→ What is needed
Write out all the entries word for word, but skip any images.

──────── Information given

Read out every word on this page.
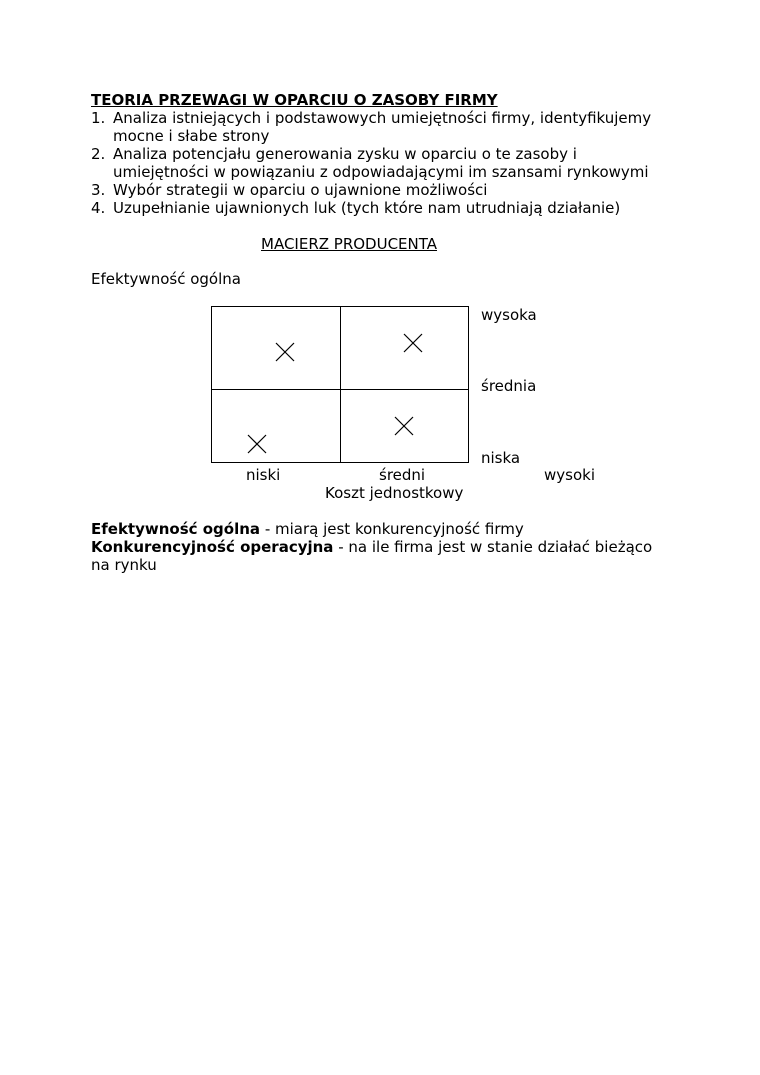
TEORIA PRZEWAGI W OPARCIU O ZASOBY FIRMY
1. Analiza istniejących i podstawowych umiejętności firmy, identyfikujemy
mocne i słabe strony
2. Analiza potencjału generowania zysku w oparciu o te zasoby i
umiejętności w powiązaniu z odpowiadającymi im szansami rynkowymi
3. Wybór strategii w oparciu o ujawnione możliwości
4. Uzupełnianie ujawnionych luk (tych które nam utrudniają działanie)
MACIERZ PRODUCENTA
Efektywność ogólna
wysoka
średnia
niska
niski	średni	wysoki
Koszt jednostkowy
Efektywność ogólna - miarą jest konkurencyjność firmy
Konkurencyjność operacyjna - na ile firma jest w stanie działać bieżąco
na rynku
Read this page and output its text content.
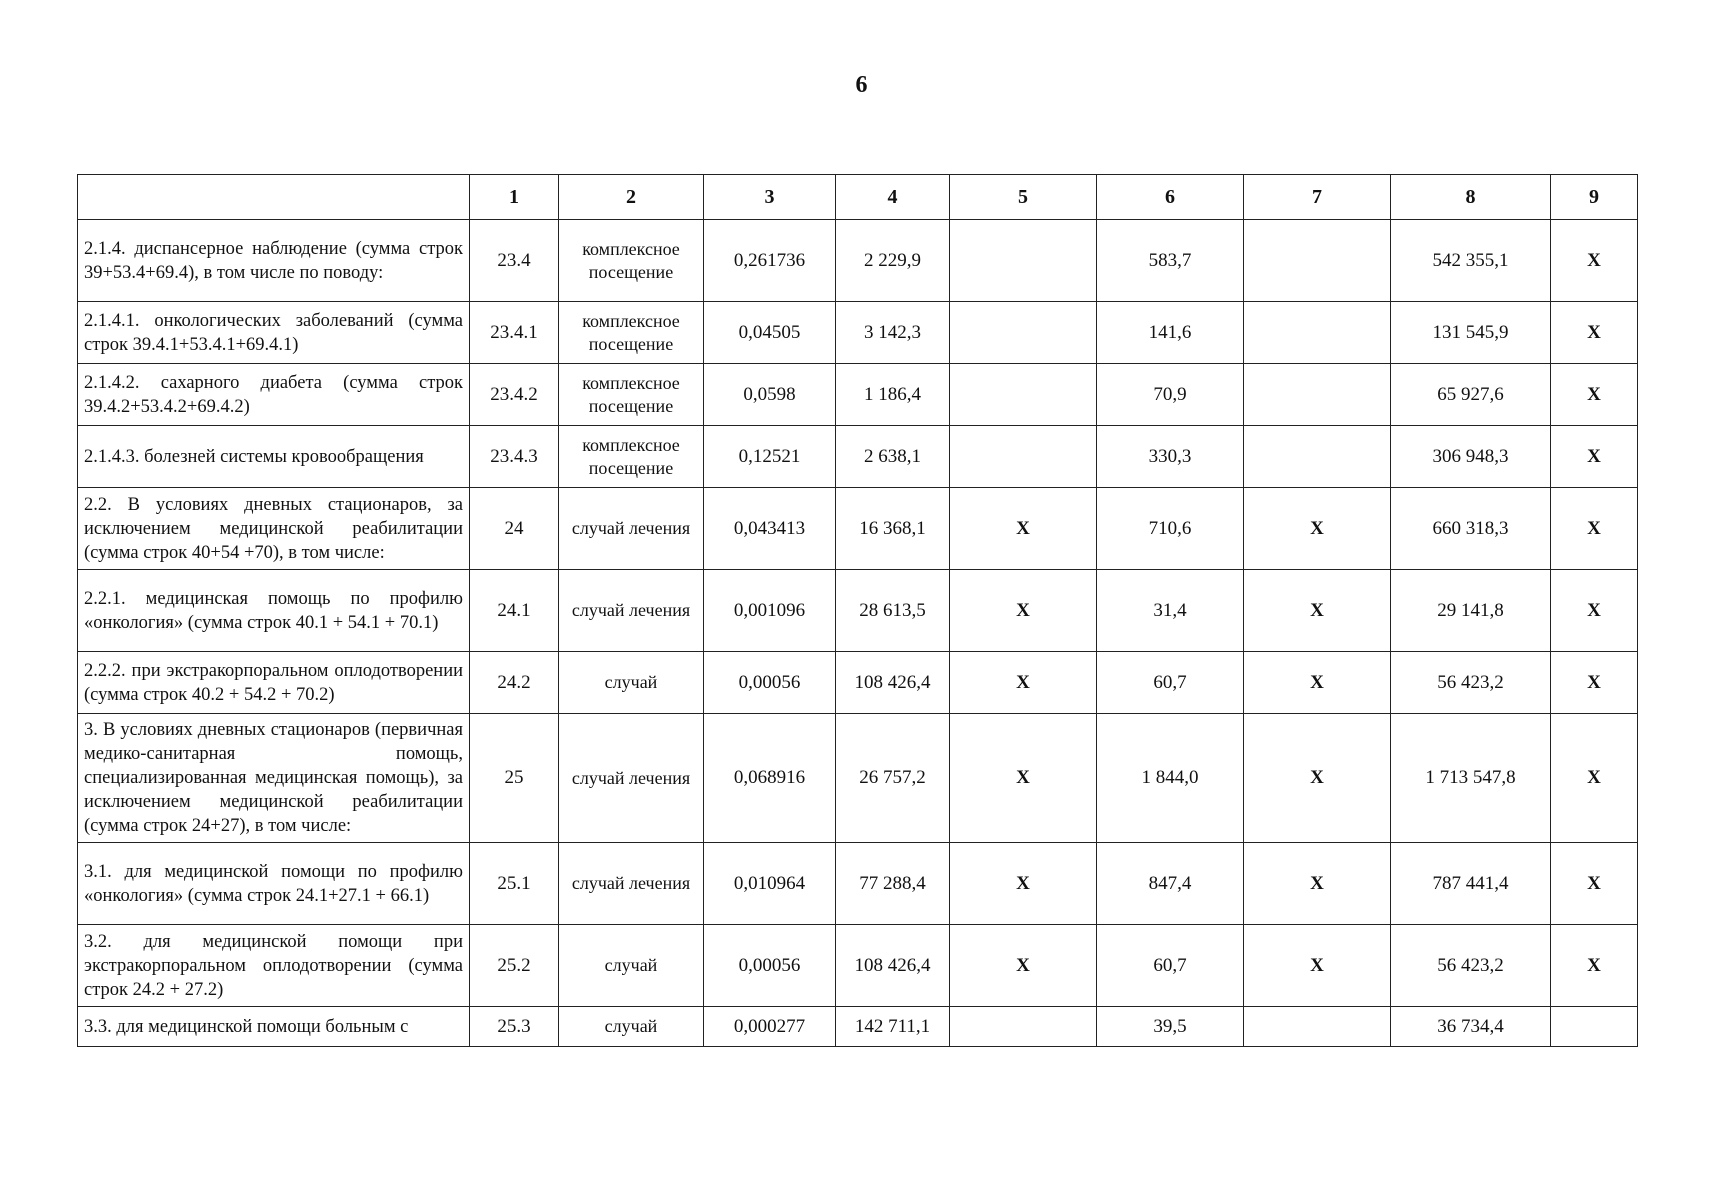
6
	1	2	3	4	5	6	7	8	9
2.1.4. диспансерное наблюдение (сумма строк 39+53.4+69.4), в том числе по поводу:	23.4	комплексное посещение	0,261736	2 229,9		583,7		542 355,1	Х
2.1.4.1. онкологических заболеваний (сумма строк 39.4.1+53.4.1+69.4.1)	23.4.1	комплексное посещение	0,04505	3 142,3		141,6		131 545,9	Х
2.1.4.2. сахарного диабета (сумма строк 39.4.2+53.4.2+69.4.2)	23.4.2	комплексное посещение	0,0598	1 186,4		70,9		65 927,6	Х
2.1.4.3. болезней системы кровообращения	23.4.3	комплексное посещение	0,12521	2 638,1		330,3		306 948,3	Х
2.2. В условиях дневных стационаров, за исключением медицинской реабилитации (сумма строк 40+54 +70), в том числе:	24	случай лечения	0,043413	16 368,1	Х	710,6	Х	660 318,3	Х
2.2.1. медицинская помощь по профилю «онкология» (сумма строк 40.1 + 54.1 + 70.1)	24.1	случай лечения	0,001096	28 613,5	Х	31,4	Х	29 141,8	Х
2.2.2. при экстракорпоральном оплодотворении (сумма строк 40.2 + 54.2 + 70.2)	24.2	случай	0,00056	108 426,4	Х	60,7	Х	56 423,2	Х
3. В условиях дневных стационаров (первичная медико-санитарная помощь, специализированная медицинская помощь), за исключением медицинской реабилитации (сумма строк 24+27), в том числе:	25	случай лечения	0,068916	26 757,2	Х	1 844,0	Х	1 713 547,8	Х
3.1. для медицинской помощи по профилю «онкология» (сумма строк 24.1+27.1 + 66.1)	25.1	случай лечения	0,010964	77 288,4	Х	847,4	Х	787 441,4	Х
3.2. для медицинской помощи при экстракорпоральном оплодотворении (сумма строк 24.2 + 27.2)	25.2	случай	0,00056	108 426,4	Х	60,7	Х	56 423,2	Х
3.3. для медицинской помощи больным с	25.3	случай	0,000277	142 711,1		39,5		36 734,4	
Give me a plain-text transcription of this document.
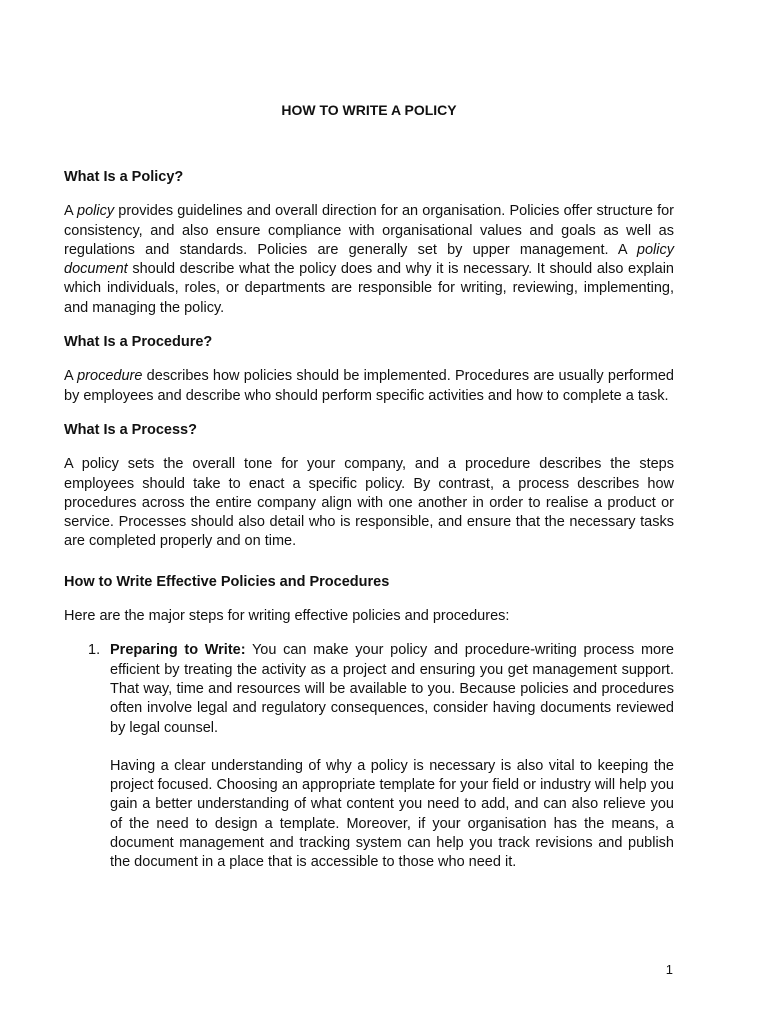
HOW TO WRITE A POLICY
What Is a Policy?
A policy provides guidelines and overall direction for an organisation. Policies offer structure for consistency, and also ensure compliance with organisational values and goals as well as regulations and standards. Policies are generally set by upper management. A policy document should describe what the policy does and why it is necessary. It should also explain which individuals, roles, or departments are responsible for writing, reviewing, implementing, and managing the policy.
What Is a Procedure?
A procedure describes how policies should be implemented. Procedures are usually performed by employees and describe who should perform specific activities and how to complete a task.
What Is a Process?
A policy sets the overall tone for your company, and a procedure describes the steps employees should take to enact a specific policy. By contrast, a process describes how procedures across the entire company align with one another in order to realise a product or service. Processes should also detail who is responsible, and ensure that the necessary tasks are completed properly and on time.
How to Write Effective Policies and Procedures
Here are the major steps for writing effective policies and procedures:
1. Preparing to Write: You can make your policy and procedure-writing process more efficient by treating the activity as a project and ensuring you get management support. That way, time and resources will be available to you. Because policies and procedures often involve legal and regulatory consequences, consider having documents reviewed by legal counsel.
Having a clear understanding of why a policy is necessary is also vital to keeping the project focused. Choosing an appropriate template for your field or industry will help you gain a better understanding of what content you need to add, and can also relieve you of the need to design a template. Moreover, if your organisation has the means, a document management and tracking system can help you track revisions and publish the document in a place that is accessible to those who need it.
1
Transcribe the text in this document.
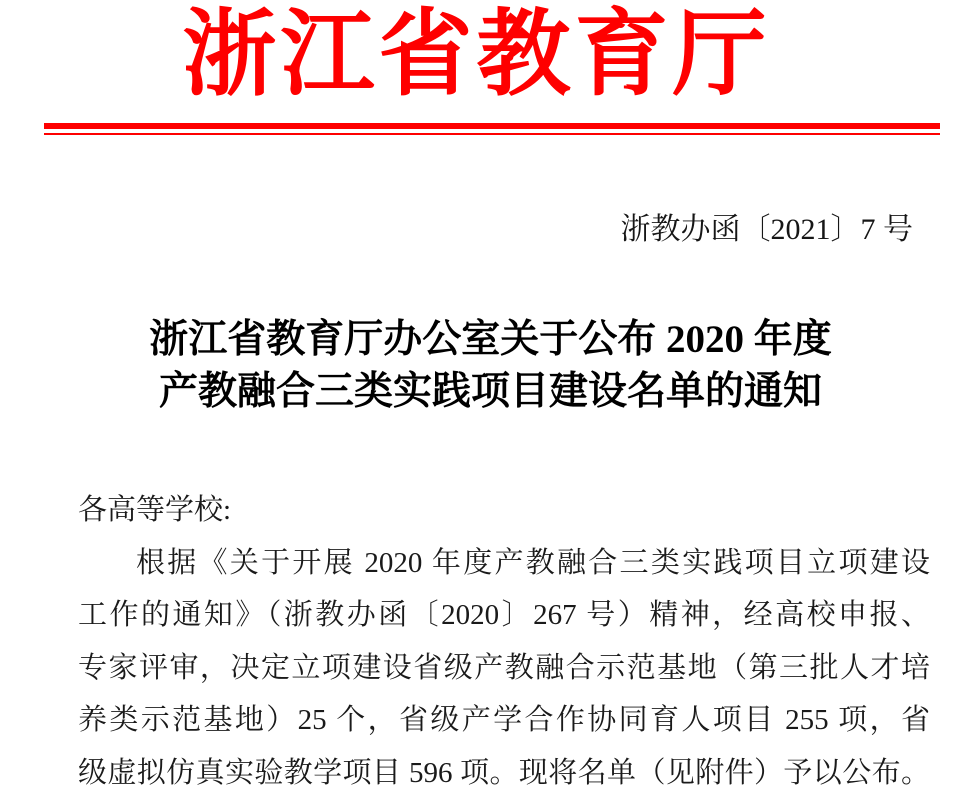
浙江省教育厅
浙教办函〔2021〕7 号
浙江省教育厅办公室关于公布 2020 年度
产教融合三类实践项目建设名单的通知
各高等学校:
根据《关于开展 2020 年度产教融合三类实践项目立项建设
工作的通知》（浙教办函〔2020〕267 号）精神，经高校申报、
专家评审，决定立项建设省级产教融合示范基地（第三批人才培
养类示范基地）25 个，省级产学合作协同育人项目 255 项，省
级虚拟仿真实验教学项目 596 项。现将名单（见附件）予以公布。
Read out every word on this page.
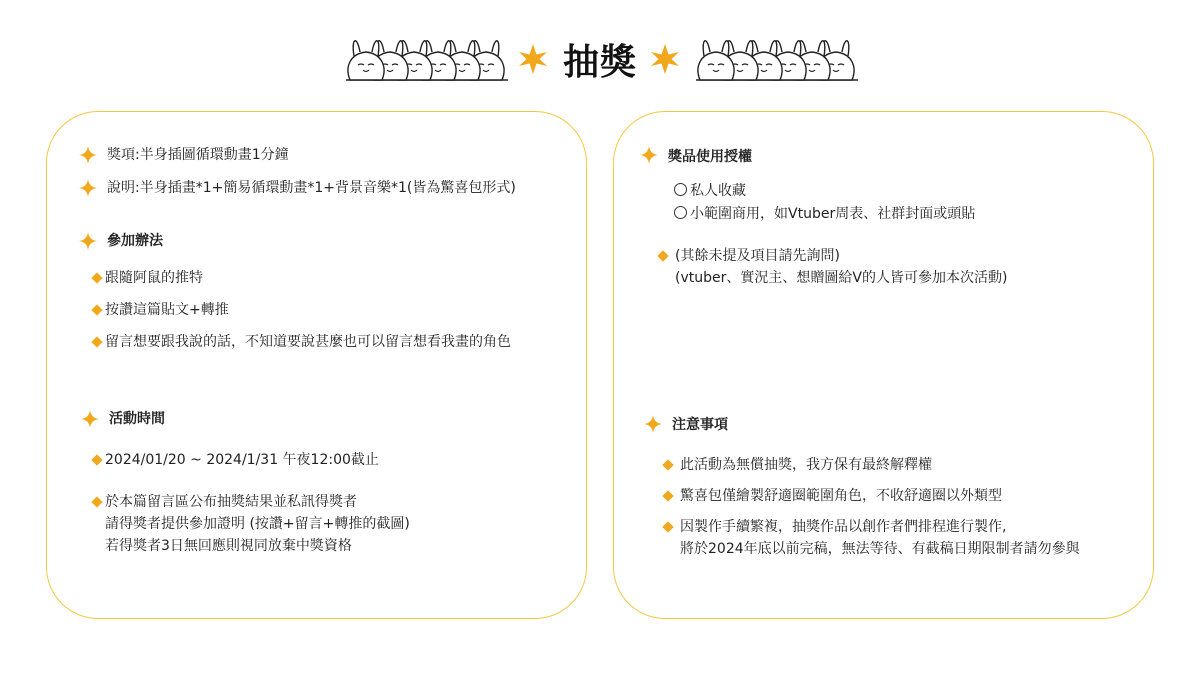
抽獎
獎項:半身插圖循環動畫1分鐘
說明:半身插畫*1+簡易循環動畫*1+背景音樂*1(皆為驚喜包形式)
參加辦法
跟隨阿鼠的推特
按讚這篇貼文+轉推
留言想要跟我說的話，不知道要說甚麼也可以留言想看我畫的角色
活動時間
2024/01/20 ~ 2024/1/31 午夜12:00截止
於本篇留言區公布抽獎結果並私訊得獎者
請得獎者提供參加證明 (按讚+留言+轉推的截圖)
若得獎者3日無回應則視同放棄中獎資格
獎品使用授權
私人收藏
小範圍商用，如Vtuber周表、社群封面或頭貼
(其餘未提及項目請先詢問)
(vtuber、實況主、想贈圖給V的人皆可參加本次活動)
注意事項
此活動為無償抽獎，我方保有最終解釋權
驚喜包僅繪製舒適圈範圍角色，不收舒適圈以外類型
因製作手續繁複，抽獎作品以創作者們排程進行製作,
將於2024年底以前完稿，無法等待、有截稿日期限制者請勿參與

────────────────

→ Solution for this exercise
Read out every word on this page.
TEORIA PRZEWAGI W OPARCIU O ZASOBY FIRMY
1. Analiza istniejących i podstawowych umiejętności firmy, identyfikujemy
mocne i słabe strony
2. Analiza potencjału generowania zysku w oparciu o te zasoby i
umiejętności w powiązaniu z odpowiadającymi im szansami rynkowymi
3. Wybór strategii w oparciu o ujawnione możliwości
4. Uzupełnianie ujawnionych luk (tych które nam utrudniają działanie)
MACIERZ PRODUCENTA
Efektywność ogólna
wysoka
średnia
niska
niski	średni	wysoki
Koszt jednostkowy
Efektywność ogólna - miarą jest konkurencyjność firmy
Konkurencyjność operacyjna - na ile firma jest w stanie działać bieżąco
na rynku
Read this page and output its text content.
6
	1	2	3	4	5	6	7	8	9
2.1.4. диспансерное наблюдение (сумма строк 39+53.4+69.4), в том числе по поводу:	23.4	комплексное посещение	0,261736	2 229,9		583,7		542 355,1	Х
2.1.4.1. онкологических заболеваний (сумма строк 39.4.1+53.4.1+69.4.1)	23.4.1	комплексное посещение	0,04505	3 142,3		141,6		131 545,9	Х
2.1.4.2. сахарного диабета (сумма строк 39.4.2+53.4.2+69.4.2)	23.4.2	комплексное посещение	0,0598	1 186,4		70,9		65 927,6	Х
2.1.4.3. болезней системы кровообращения	23.4.3	комплексное посещение	0,12521	2 638,1		330,3		306 948,3	Х
2.2. В условиях дневных стационаров, за исключением медицинской реабилитации (сумма строк 40+54 +70), в том числе:	24	случай лечения	0,043413	16 368,1	Х	710,6	Х	660 318,3	Х
2.2.1. медицинская помощь по профилю «онкология» (сумма строк 40.1 + 54.1 + 70.1)	24.1	случай лечения	0,001096	28 613,5	Х	31,4	Х	29 141,8	Х
2.2.2. при экстракорпоральном оплодотворении (сумма строк 40.2 + 54.2 + 70.2)	24.2	случай	0,00056	108 426,4	Х	60,7	Х	56 423,2	Х
3. В условиях дневных стационаров (первичная медико-санитарная помощь, специализированная медицинская помощь), за исключением медицинской реабилитации (сумма строк 24+27), в том числе:	25	случай лечения	0,068916	26 757,2	Х	1 844,0	Х	1 713 547,8	Х
3.1. для медицинской помощи по профилю «онкология» (сумма строк 24.1+27.1 + 66.1)	25.1	случай лечения	0,010964	77 288,4	Х	847,4	Х	787 441,4	Х
3.2. для медицинской помощи при экстракорпоральном оплодотворении (сумма строк 24.2 + 27.2)	25.2	случай	0,00056	108 426,4	Х	60,7	Х	56 423,2	Х
3.3. для медицинской помощи больным с	25.3	случай	0,000277	142 711,1		39,5		36 734,4	
Give me a plain-text transcription of this document.
HOW TO WRITE A POLICY
What Is a Policy?
A policy provides guidelines and overall direction for an organisation. Policies offer structure for consistency, and also ensure compliance with organisational values and goals as well as regulations and standards. Policies are generally set by upper management. A policy document should describe what the policy does and why it is necessary. It should also explain which individuals, roles, or departments are responsible for writing, reviewing, implementing, and managing the policy.
What Is a Procedure?
A procedure describes how policies should be implemented. Procedures are usually performed by employees and describe who should perform specific activities and how to complete a task.
What Is a Process?
A policy sets the overall tone for your company, and a procedure describes the steps employees should take to enact a specific policy. By contrast, a process describes how procedures across the entire company align with one another in order to realise a product or service. Processes should also detail who is responsible, and ensure that the necessary tasks are completed properly and on time.
How to Write Effective Policies and Procedures
Here are the major steps for writing effective policies and procedures:
1. Preparing to Write: You can make your policy and procedure-writing process more efficient by treating the activity as a project and ensuring you get management support. That way, time and resources will be available to you. Because policies and procedures often involve legal and regulatory consequences, consider having documents reviewed by legal counsel.
Having a clear understanding of why a policy is necessary is also vital to keeping the project focused. Choosing an appropriate template for your field or industry will help you gain a better understanding of what content you need to add, and can also relieve you of the need to design a template. Moreover, if your organisation has the means, a document management and tracking system can help you track revisions and publish the document in a place that is accessible to those who need it.
1
Transcribe the text in this document.
浙江省教育厅
浙教办函〔2021〕7 号
浙江省教育厅办公室关于公布 2020 年度
产教融合三类实践项目建设名单的通知
各高等学校:
根据《关于开展 2020 年度产教融合三类实践项目立项建设
工作的通知》（浙教办函〔2020〕267 号）精神，经高校申报、
专家评审，决定立项建设省级产教融合示范基地（第三批人才培
养类示范基地）25 个，省级产学合作协同育人项目 255 项，省
级虚拟仿真实验教学项目 596 项。现将名单（见附件）予以公布。
Read out every word on this page.
抽獎
獎項:半身插圖循環動畫1分鐘
說明:半身插畫*1+簡易循環動畫*1+背景音樂*1(皆為驚喜包形式)
參加辦法
跟隨阿鼠的推特
按讚這篇貼文+轉推
留言想要跟我說的話，不知道要說甚麼也可以留言想看我畫的角色
活動時間
2024/01/20 ~ 2024/1/31 午夜12:00截止
於本篇留言區公布抽獎結果並私訊得獎者
請得獎者提供參加證明 (按讚+留言+轉推的截圖)
若得獎者3日無回應則視同放棄中獎資格
獎品使用授權
私人收藏
小範圍商用，如Vtuber周表、社群封面或頭貼
(其餘未提及項目請先詢問)
(vtuber、實況主、想贈圖給V的人皆可參加本次活動)
注意事項
此活動為無償抽獎，我方保有最終解釋權
驚喜包僅繪製舒適圈範圍角色，不收舒適圈以外類型
因製作手續繁複，抽獎作品以創作者們排程進行製作,
將於2024年底以前完稿，無法等待、有截稿日期限制者請勿參與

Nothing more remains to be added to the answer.